** Start DATA EXCERPTS **

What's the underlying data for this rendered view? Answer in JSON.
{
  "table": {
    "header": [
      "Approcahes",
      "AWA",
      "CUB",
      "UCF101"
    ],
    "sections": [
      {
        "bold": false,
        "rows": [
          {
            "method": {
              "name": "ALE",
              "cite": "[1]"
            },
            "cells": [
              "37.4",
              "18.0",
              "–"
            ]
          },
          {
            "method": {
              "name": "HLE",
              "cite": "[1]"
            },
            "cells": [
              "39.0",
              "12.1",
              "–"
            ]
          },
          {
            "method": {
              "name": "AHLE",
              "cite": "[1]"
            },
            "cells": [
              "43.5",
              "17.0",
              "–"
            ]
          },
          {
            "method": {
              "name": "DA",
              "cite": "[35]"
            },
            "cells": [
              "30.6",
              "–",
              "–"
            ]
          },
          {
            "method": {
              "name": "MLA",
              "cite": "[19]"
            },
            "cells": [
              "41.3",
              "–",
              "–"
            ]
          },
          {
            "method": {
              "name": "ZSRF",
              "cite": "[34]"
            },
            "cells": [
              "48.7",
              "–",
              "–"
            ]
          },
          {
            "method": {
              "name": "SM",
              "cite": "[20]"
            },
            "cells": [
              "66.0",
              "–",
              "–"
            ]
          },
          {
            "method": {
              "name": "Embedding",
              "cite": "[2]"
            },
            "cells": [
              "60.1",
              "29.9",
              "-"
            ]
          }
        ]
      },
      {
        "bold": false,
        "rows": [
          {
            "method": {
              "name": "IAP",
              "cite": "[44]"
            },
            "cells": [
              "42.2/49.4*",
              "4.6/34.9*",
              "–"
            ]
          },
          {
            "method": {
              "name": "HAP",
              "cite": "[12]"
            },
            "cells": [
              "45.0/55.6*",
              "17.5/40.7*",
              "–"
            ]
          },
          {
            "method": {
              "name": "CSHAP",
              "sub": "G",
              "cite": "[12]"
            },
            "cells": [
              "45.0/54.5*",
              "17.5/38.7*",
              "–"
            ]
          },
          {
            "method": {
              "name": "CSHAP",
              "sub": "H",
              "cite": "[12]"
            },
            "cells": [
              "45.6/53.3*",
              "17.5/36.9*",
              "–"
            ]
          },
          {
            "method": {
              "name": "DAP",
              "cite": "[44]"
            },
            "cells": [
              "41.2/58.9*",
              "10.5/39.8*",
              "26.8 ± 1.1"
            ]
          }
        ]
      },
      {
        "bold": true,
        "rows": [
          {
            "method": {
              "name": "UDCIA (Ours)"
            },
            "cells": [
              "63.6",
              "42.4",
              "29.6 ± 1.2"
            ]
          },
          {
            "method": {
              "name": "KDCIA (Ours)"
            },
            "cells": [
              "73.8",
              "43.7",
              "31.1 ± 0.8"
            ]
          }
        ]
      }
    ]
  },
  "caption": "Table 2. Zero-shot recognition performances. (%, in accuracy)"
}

** End DATA EXCERPTS **

* **THE REQUEST**: All of the data needs to be reproduced exactly, with no line missing.

* **FINISHED ANSWER**:
What's the underlying data for this rendered view? Answer in JSON.
{
  "table": {
    "header": [
      "Approcahes",
      "AWA",
      "CUB",
      "UCF101"
    ],
    "sections": [
      {
        "bold": false,
        "rows": [
          {
            "method": {
              "name": "ALE",
              "cite": "[1]"
            },
            "cells": [
              "37.4",
              "18.0",
              "–"
            ]
          },
          {
            "method": {
              "name": "HLE",
              "cite": "[1]"
            },
            "cells": [
              "39.0",
              "12.1",
              "–"
            ]
          },
          {
            "method": {
              "name": "AHLE",
              "cite": "[1]"
            },
            "cells": [
              "43.5",
              "17.0",
              "–"
            ]
          },
          {
            "method": {
              "name": "DA",
              "cite": "[35]"
            },
            "cells": [
              "30.6",
              "–",
              "–"
            ]
          },
          {
            "method": {
              "name": "MLA",
              "cite": "[19]"
            },
            "cells": [
              "41.3",
              "–",
              "–"
            ]
          },
          {
            "method": {
              "name": "ZSRF",
              "cite": "[34]"
            },
            "cells": [
              "48.7",
              "–",
              "–"
            ]
          },
          {
            "method": {
              "name": "SM",
              "cite": "[20]"
            },
            "cells": [
              "66.0",
              "–",
              "–"
            ]
          },
          {
            "method": {
              "name": "Embedding",
              "cite": "[2]"
            },
            "cells": [
              "60.1",
              "29.9",
              "-"
            ]
          }
        ]
      },
      {
        "bold": false,
        "rows": [
          {
            "method": {
              "name": "IAP",
              "cite": "[44]"
            },
            "cells": [
              "42.2/49.4*",
              "4.6/34.9*",
              "–"
            ]
          },
          {
            "method": {
              "name": "HAP",
              "cite": "[12]"
            },
            "cells": [
              "45.0/55.6*",
              "17.5/40.7*",
              "–"
            ]
          },
          {
            "method": {
              "name": "CSHAP",
              "sub": "G",
              "cite": "[12]"
            },
            "cells": [
              "45.0/54.5*",
              "17.5/38.7*",
              "–"
            ]
          },
          {
            "method": {
              "name": "CSHAP",
              "sub": "H",
              "cite": "[12]"
            },
            "cells": [
              "45.6/53.3*",
              "17.5/36.9*",
              "–"
            ]
          },
          {
            "method": {
              "name": "DAP",
              "cite": "[44]"
            },
            "cells": [
              "41.2/58.9*",
              "10.5/39.8*",
              "26.8 ± 1.1"
            ]
          }
        ]
      },
      {
        "bold": true,
        "rows": [
          {
            "method": {
              "name": "UDCIA (Ours)"
            },
            "cells": [
              "63.6",
              "42.4",
              "29.6 ± 1.2"
            ]
          },
          {
            "method": {
              "name": "KDCIA (Ours)"
            },
            "cells": [
              "73.8",
              "43.7",
              "31.1 ± 0.8"
            ]
          }
        ]
      }
    ]
  },
  "caption": "Table 2. Zero-shot recognition performances. (%, in accuracy)"
}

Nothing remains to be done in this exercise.